(Dataset entries on figures)
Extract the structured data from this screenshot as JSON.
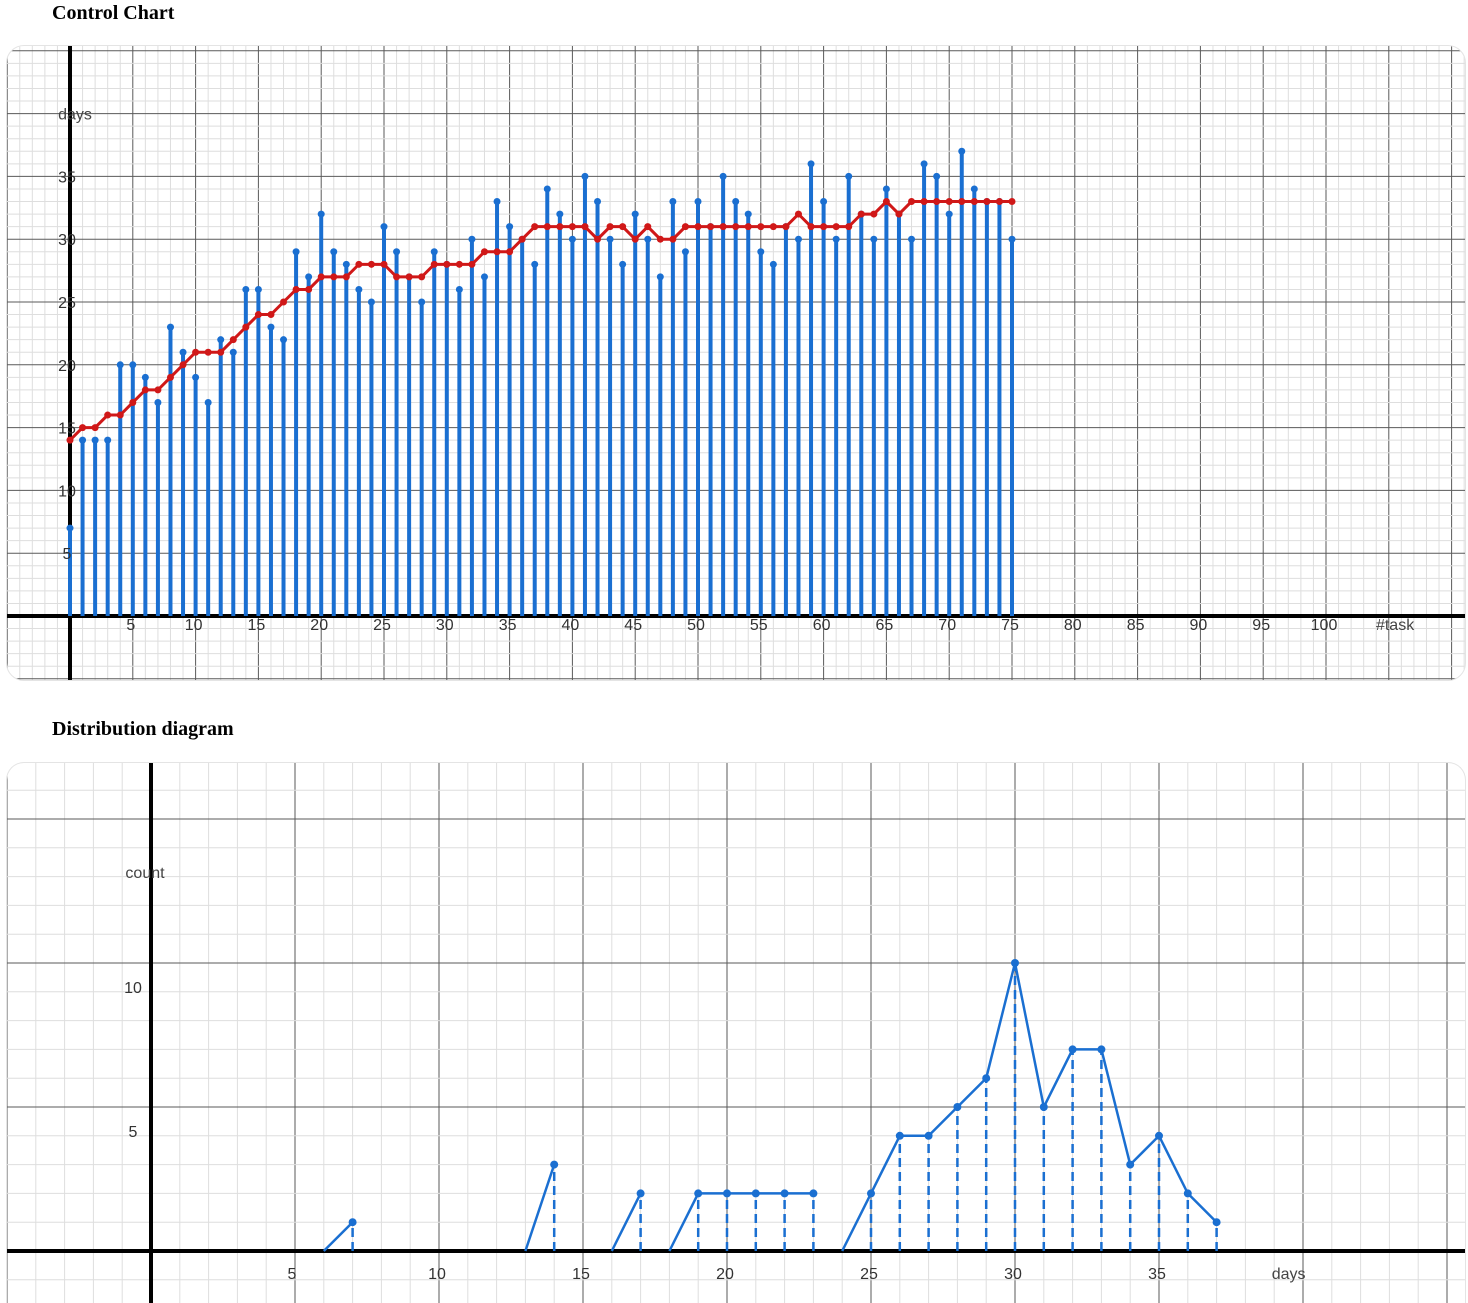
{
  "sections": {
    "control_title": "Control Chart",
    "distribution_title": "Distribution diagram"
  },
  "colors": {
    "bar": "#1a6fd1",
    "average_line": "#d01818",
    "grid_minor": "#dedede",
    "grid_major": "#5a5a5a",
    "axis": "#000000"
  },
  "chart_data": [
    {
      "type": "bar",
      "title": "Control Chart",
      "xlabel": "#task",
      "ylabel": "days",
      "xlim": [
        0,
        110
      ],
      "ylim": [
        -5,
        40
      ],
      "x_ticks": [
        5,
        10,
        15,
        20,
        25,
        30,
        35,
        40,
        45,
        50,
        55,
        60,
        65,
        70,
        75,
        80,
        85,
        90,
        95,
        100
      ],
      "y_ticks": [
        5,
        10,
        15,
        20,
        25,
        30,
        35
      ],
      "grid": true,
      "series": [
        {
          "style": "stem-bars",
          "x": [
            0,
            1,
            2,
            3,
            4,
            5,
            6,
            7,
            8,
            9,
            10,
            11,
            12,
            13,
            14,
            15,
            16,
            17,
            18,
            19,
            20,
            21,
            22,
            23,
            24,
            25,
            26,
            27,
            28,
            29,
            30,
            31,
            32,
            33,
            34,
            35,
            36,
            37,
            38,
            39,
            40,
            41,
            42,
            43,
            44,
            45,
            46,
            47,
            48,
            49,
            50,
            51,
            52,
            53,
            54,
            55,
            56,
            57,
            58,
            59,
            60,
            61,
            62,
            63,
            64,
            65,
            66,
            67,
            68,
            69,
            70,
            71,
            72,
            73,
            74,
            75
          ],
          "values": [
            7,
            14,
            14,
            14,
            20,
            20,
            19,
            17,
            23,
            21,
            19,
            17,
            22,
            21,
            26,
            26,
            23,
            22,
            29,
            27,
            32,
            29,
            28,
            26,
            25,
            31,
            29,
            27,
            25,
            29,
            28,
            26,
            30,
            27,
            33,
            31,
            30,
            28,
            34,
            32,
            30,
            35,
            33,
            30,
            28,
            32,
            30,
            27,
            33,
            29,
            33,
            31,
            35,
            33,
            32,
            29,
            28,
            31,
            30,
            36,
            33,
            30,
            35,
            32,
            30,
            34,
            32,
            30,
            36,
            35,
            32,
            37,
            34,
            33,
            33,
            30
          ]
        },
        {
          "style": "line",
          "x": [
            0,
            1,
            2,
            3,
            4,
            5,
            6,
            7,
            8,
            9,
            10,
            11,
            12,
            13,
            14,
            15,
            16,
            17,
            18,
            19,
            20,
            21,
            22,
            23,
            24,
            25,
            26,
            27,
            28,
            29,
            30,
            31,
            32,
            33,
            34,
            35,
            36,
            37,
            38,
            39,
            40,
            41,
            42,
            43,
            44,
            45,
            46,
            47,
            48,
            49,
            50,
            51,
            52,
            53,
            54,
            55,
            56,
            57,
            58,
            59,
            60,
            61,
            62,
            63,
            64,
            65,
            66,
            67,
            68,
            69,
            70,
            71,
            72,
            73,
            74,
            75
          ],
          "values": [
            14,
            15,
            15,
            16,
            16,
            17,
            18,
            18,
            19,
            20,
            21,
            21,
            21,
            22,
            23,
            24,
            24,
            25,
            26,
            26,
            27,
            27,
            27,
            28,
            28,
            28,
            27,
            27,
            27,
            28,
            28,
            28,
            28,
            29,
            29,
            29,
            30,
            31,
            31,
            31,
            31,
            31,
            30,
            31,
            31,
            30,
            31,
            30,
            30,
            31,
            31,
            31,
            31,
            31,
            31,
            31,
            31,
            31,
            32,
            31,
            31,
            31,
            31,
            32,
            32,
            33,
            32,
            33,
            33,
            33,
            33,
            33,
            33,
            33,
            33,
            33
          ]
        }
      ]
    },
    {
      "type": "line",
      "title": "Distribution diagram",
      "xlabel": "days",
      "ylabel": "count",
      "xlim": [
        -5,
        45
      ],
      "ylim": [
        -1,
        17
      ],
      "x_ticks": [
        5,
        10,
        15,
        20,
        25,
        30,
        35
      ],
      "y_ticks": [
        5,
        10
      ],
      "grid": true,
      "series": [
        {
          "style": "line-with-dashed-stems",
          "segments": [
            {
              "x": [
                6,
                7
              ],
              "y": [
                0,
                1
              ]
            },
            {
              "x": [
                13,
                14
              ],
              "y": [
                0,
                3
              ]
            },
            {
              "x": [
                16,
                17
              ],
              "y": [
                0,
                2
              ]
            },
            {
              "x": [
                18,
                19,
                20,
                21,
                22,
                23
              ],
              "y": [
                0,
                2,
                2,
                2,
                2,
                2
              ]
            },
            {
              "x": [
                24,
                25,
                26,
                27,
                28,
                29,
                30,
                31,
                32,
                33,
                34,
                35,
                36,
                37
              ],
              "y": [
                0,
                2,
                4,
                4,
                5,
                6,
                10,
                5,
                7,
                7,
                3,
                4,
                2,
                1
              ]
            }
          ],
          "points": {
            "x": [
              7,
              14,
              17,
              19,
              20,
              21,
              22,
              23,
              25,
              26,
              27,
              28,
              29,
              30,
              31,
              32,
              33,
              34,
              35,
              36,
              37
            ],
            "y": [
              1,
              3,
              2,
              2,
              2,
              2,
              2,
              2,
              2,
              4,
              4,
              5,
              6,
              10,
              5,
              7,
              7,
              3,
              4,
              2,
              1
            ]
          }
        }
      ]
    }
  ]
}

» Prompt
Reproduce each entry precisely, dropping only the pictures.

» Solved problem
Extract the structured data from this screenshot as JSON.
{
  "sections": {
    "control_title": "Control Chart",
    "distribution_title": "Distribution diagram"
  },
  "colors": {
    "bar": "#1a6fd1",
    "average_line": "#d01818",
    "grid_minor": "#dedede",
    "grid_major": "#5a5a5a",
    "axis": "#000000"
  },
  "chart_data": [
    {
      "type": "bar",
      "title": "Control Chart",
      "xlabel": "#task",
      "ylabel": "days",
      "xlim": [
        0,
        110
      ],
      "ylim": [
        -5,
        40
      ],
      "x_ticks": [
        5,
        10,
        15,
        20,
        25,
        30,
        35,
        40,
        45,
        50,
        55,
        60,
        65,
        70,
        75,
        80,
        85,
        90,
        95,
        100
      ],
      "y_ticks": [
        5,
        10,
        15,
        20,
        25,
        30,
        35
      ],
      "grid": true,
      "series": [
        {
          "style": "stem-bars",
          "x": [
            0,
            1,
            2,
            3,
            4,
            5,
            6,
            7,
            8,
            9,
            10,
            11,
            12,
            13,
            14,
            15,
            16,
            17,
            18,
            19,
            20,
            21,
            22,
            23,
            24,
            25,
            26,
            27,
            28,
            29,
            30,
            31,
            32,
            33,
            34,
            35,
            36,
            37,
            38,
            39,
            40,
            41,
            42,
            43,
            44,
            45,
            46,
            47,
            48,
            49,
            50,
            51,
            52,
            53,
            54,
            55,
            56,
            57,
            58,
            59,
            60,
            61,
            62,
            63,
            64,
            65,
            66,
            67,
            68,
            69,
            70,
            71,
            72,
            73,
            74,
            75
          ],
          "values": [
            7,
            14,
            14,
            14,
            20,
            20,
            19,
            17,
            23,
            21,
            19,
            17,
            22,
            21,
            26,
            26,
            23,
            22,
            29,
            27,
            32,
            29,
            28,
            26,
            25,
            31,
            29,
            27,
            25,
            29,
            28,
            26,
            30,
            27,
            33,
            31,
            30,
            28,
            34,
            32,
            30,
            35,
            33,
            30,
            28,
            32,
            30,
            27,
            33,
            29,
            33,
            31,
            35,
            33,
            32,
            29,
            28,
            31,
            30,
            36,
            33,
            30,
            35,
            32,
            30,
            34,
            32,
            30,
            36,
            35,
            32,
            37,
            34,
            33,
            33,
            30
          ]
        },
        {
          "style": "line",
          "x": [
            0,
            1,
            2,
            3,
            4,
            5,
            6,
            7,
            8,
            9,
            10,
            11,
            12,
            13,
            14,
            15,
            16,
            17,
            18,
            19,
            20,
            21,
            22,
            23,
            24,
            25,
            26,
            27,
            28,
            29,
            30,
            31,
            32,
            33,
            34,
            35,
            36,
            37,
            38,
            39,
            40,
            41,
            42,
            43,
            44,
            45,
            46,
            47,
            48,
            49,
            50,
            51,
            52,
            53,
            54,
            55,
            56,
            57,
            58,
            59,
            60,
            61,
            62,
            63,
            64,
            65,
            66,
            67,
            68,
            69,
            70,
            71,
            72,
            73,
            74,
            75
          ],
          "values": [
            14,
            15,
            15,
            16,
            16,
            17,
            18,
            18,
            19,
            20,
            21,
            21,
            21,
            22,
            23,
            24,
            24,
            25,
            26,
            26,
            27,
            27,
            27,
            28,
            28,
            28,
            27,
            27,
            27,
            28,
            28,
            28,
            28,
            29,
            29,
            29,
            30,
            31,
            31,
            31,
            31,
            31,
            30,
            31,
            31,
            30,
            31,
            30,
            30,
            31,
            31,
            31,
            31,
            31,
            31,
            31,
            31,
            31,
            32,
            31,
            31,
            31,
            31,
            32,
            32,
            33,
            32,
            33,
            33,
            33,
            33,
            33,
            33,
            33,
            33,
            33
          ]
        }
      ]
    },
    {
      "type": "line",
      "title": "Distribution diagram",
      "xlabel": "days",
      "ylabel": "count",
      "xlim": [
        -5,
        45
      ],
      "ylim": [
        -1,
        17
      ],
      "x_ticks": [
        5,
        10,
        15,
        20,
        25,
        30,
        35
      ],
      "y_ticks": [
        5,
        10
      ],
      "grid": true,
      "series": [
        {
          "style": "line-with-dashed-stems",
          "segments": [
            {
              "x": [
                6,
                7
              ],
              "y": [
                0,
                1
              ]
            },
            {
              "x": [
                13,
                14
              ],
              "y": [
                0,
                3
              ]
            },
            {
              "x": [
                16,
                17
              ],
              "y": [
                0,
                2
              ]
            },
            {
              "x": [
                18,
                19,
                20,
                21,
                22,
                23
              ],
              "y": [
                0,
                2,
                2,
                2,
                2,
                2
              ]
            },
            {
              "x": [
                24,
                25,
                26,
                27,
                28,
                29,
                30,
                31,
                32,
                33,
                34,
                35,
                36,
                37
              ],
              "y": [
                0,
                2,
                4,
                4,
                5,
                6,
                10,
                5,
                7,
                7,
                3,
                4,
                2,
                1
              ]
            }
          ],
          "points": {
            "x": [
              7,
              14,
              17,
              19,
              20,
              21,
              22,
              23,
              25,
              26,
              27,
              28,
              29,
              30,
              31,
              32,
              33,
              34,
              35,
              36,
              37
            ],
            "y": [
              1,
              3,
              2,
              2,
              2,
              2,
              2,
              2,
              2,
              4,
              4,
              5,
              6,
              10,
              5,
              7,
              7,
              3,
              4,
              2,
              1
            ]
          }
        }
      ]
    }
  ]
}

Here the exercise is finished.